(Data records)
┄┄┄┄┄┄┄┄┄┄┄┄┄┄┄┄┄┄┄┄
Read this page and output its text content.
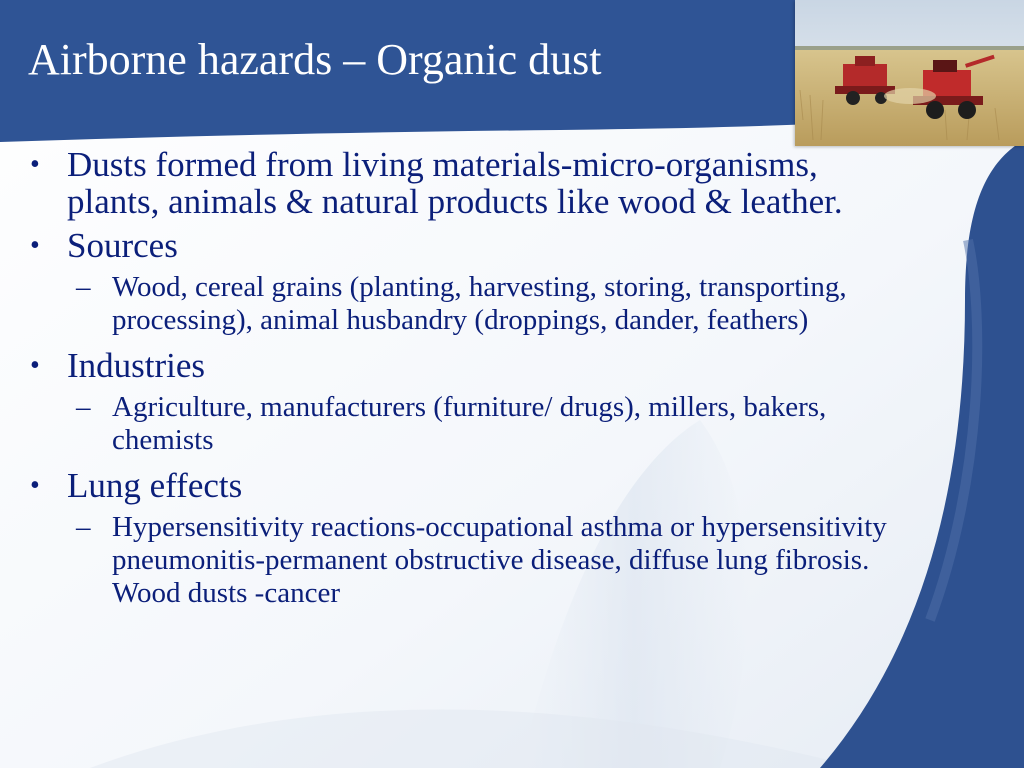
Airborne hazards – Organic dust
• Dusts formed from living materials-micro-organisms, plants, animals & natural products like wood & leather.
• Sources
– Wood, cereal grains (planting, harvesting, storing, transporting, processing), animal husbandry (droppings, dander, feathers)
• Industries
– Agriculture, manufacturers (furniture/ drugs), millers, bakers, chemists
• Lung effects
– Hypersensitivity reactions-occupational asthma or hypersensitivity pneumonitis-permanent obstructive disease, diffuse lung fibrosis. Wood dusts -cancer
┄┄┄┄┄┄┄┄┄┄┄┄┄┄┄┄┄┄┄┄
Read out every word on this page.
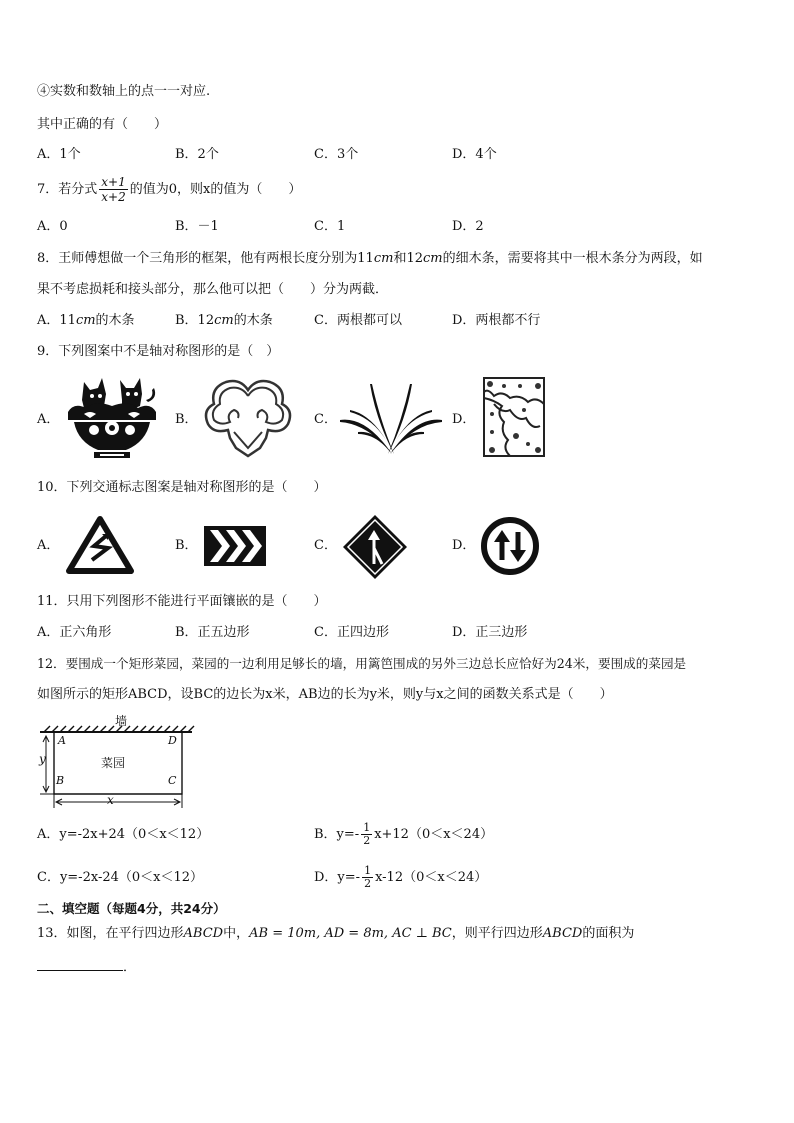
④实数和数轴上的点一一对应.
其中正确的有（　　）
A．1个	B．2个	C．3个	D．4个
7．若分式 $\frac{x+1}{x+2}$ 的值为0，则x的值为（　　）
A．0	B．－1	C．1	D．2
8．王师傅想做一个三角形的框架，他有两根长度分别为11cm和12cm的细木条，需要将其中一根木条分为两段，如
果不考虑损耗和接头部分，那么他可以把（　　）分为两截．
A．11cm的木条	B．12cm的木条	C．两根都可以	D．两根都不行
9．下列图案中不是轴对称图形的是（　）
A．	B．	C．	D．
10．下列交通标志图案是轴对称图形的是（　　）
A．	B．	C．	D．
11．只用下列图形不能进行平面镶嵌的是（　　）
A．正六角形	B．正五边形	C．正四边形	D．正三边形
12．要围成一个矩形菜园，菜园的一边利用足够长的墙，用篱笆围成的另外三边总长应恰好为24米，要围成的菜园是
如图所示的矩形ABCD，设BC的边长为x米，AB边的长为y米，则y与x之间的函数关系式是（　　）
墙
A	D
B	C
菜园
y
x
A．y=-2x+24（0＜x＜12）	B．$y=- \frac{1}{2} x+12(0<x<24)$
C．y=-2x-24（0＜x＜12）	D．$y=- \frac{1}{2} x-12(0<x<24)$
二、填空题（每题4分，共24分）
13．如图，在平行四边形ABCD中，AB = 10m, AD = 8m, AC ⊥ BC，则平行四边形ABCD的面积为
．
┄┄┄┄┄┄┄┄┄┄┄┄┄┄┄┄┄┄┄┄
Scan the listing above and identify each line holding the string "Read"; copy every such line.

Read this page and output its text content.
Read out every word on this page.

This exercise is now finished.